Stored data:
>> START
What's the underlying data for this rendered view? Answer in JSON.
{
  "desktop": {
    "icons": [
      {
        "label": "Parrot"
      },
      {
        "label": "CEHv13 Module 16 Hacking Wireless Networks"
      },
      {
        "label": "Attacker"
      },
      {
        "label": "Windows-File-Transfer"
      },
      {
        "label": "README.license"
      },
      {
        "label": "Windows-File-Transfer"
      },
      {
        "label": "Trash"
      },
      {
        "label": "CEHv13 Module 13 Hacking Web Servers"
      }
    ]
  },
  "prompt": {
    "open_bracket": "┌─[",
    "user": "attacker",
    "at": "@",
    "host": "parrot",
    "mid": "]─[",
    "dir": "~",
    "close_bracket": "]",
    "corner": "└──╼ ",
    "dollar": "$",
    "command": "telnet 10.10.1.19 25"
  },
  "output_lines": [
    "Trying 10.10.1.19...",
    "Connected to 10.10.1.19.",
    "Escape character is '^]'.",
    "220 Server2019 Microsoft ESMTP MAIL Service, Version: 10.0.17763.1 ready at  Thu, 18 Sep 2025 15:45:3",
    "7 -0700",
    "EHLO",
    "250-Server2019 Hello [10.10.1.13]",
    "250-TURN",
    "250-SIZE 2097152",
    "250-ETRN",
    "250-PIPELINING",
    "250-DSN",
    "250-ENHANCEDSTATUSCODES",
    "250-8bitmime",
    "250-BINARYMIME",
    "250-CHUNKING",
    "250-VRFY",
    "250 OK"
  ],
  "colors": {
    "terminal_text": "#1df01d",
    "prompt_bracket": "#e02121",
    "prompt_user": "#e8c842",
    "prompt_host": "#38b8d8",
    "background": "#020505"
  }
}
>> END
Task details: Return every line from the records above that holds the word "label".

Solved problem:
        "label": "Parrot"
        "label": "CEHv13 Module 16 Hacking Wireless Networks"
        "label": "Attacker"
        "label": "Windows-File-Transfer"
        "label": "README.license"
        "label": "Windows-File-Transfer"
        "label": "Trash"
        "label": "CEHv13 Module 13 Hacking Web Servers"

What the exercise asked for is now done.